**Given passage:**
# what can I take with me - tea bags and washing powder?



## vjbannard (Feb 17, 2009)

Hi
Been reading this forum since beginning our immigration process back in sept 2009 and have found a lot of very useful information - Thanks. Have at last been accepted through the Nova Scotia Nominee Program :clap2:and we are hoping to leave the UK mid April. Quick question - can I take Fairy washing powder tablets and tea bags - sad I know but Fairy is the only washing powder I can use (allergic reaction to all others I've tried) and you can't beat a good cuppa!! 
Our shipping company wouldn't allow either of the items in the container (we're shipping over our house contents) but having looked on the restricted items list I can't find anything about the washing powder and it looks like tea bags are ok - can anyone confirm whether these items are ok. Also, does anyone know if you can buy Fairy washing powder in Nova Scotia. Any advice would be helpful


----------



## Auld Yin (Mar 10, 2009)

**Instruction:** In the forum thread on taking tea bags and washing powder, list each thing the first post asks the forum to confirm or tell the poster. Rely on the forum thread alone.

**Data shown:**
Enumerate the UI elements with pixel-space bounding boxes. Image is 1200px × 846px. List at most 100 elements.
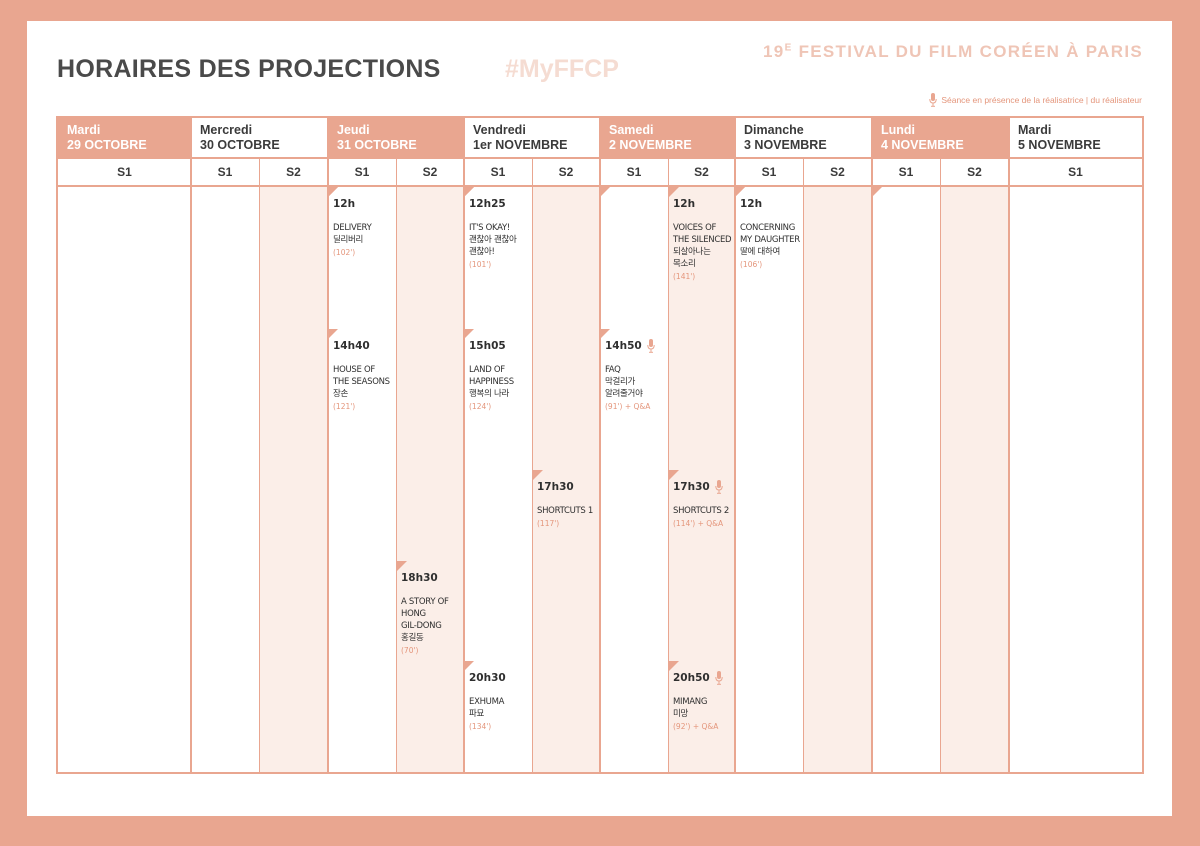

**Result of this exercise:**
- Whether Fairy washing powder tablets can be taken along
- Whether tea bags can be taken along
- Whether Fairy washing powder can be bought in Nova Scotia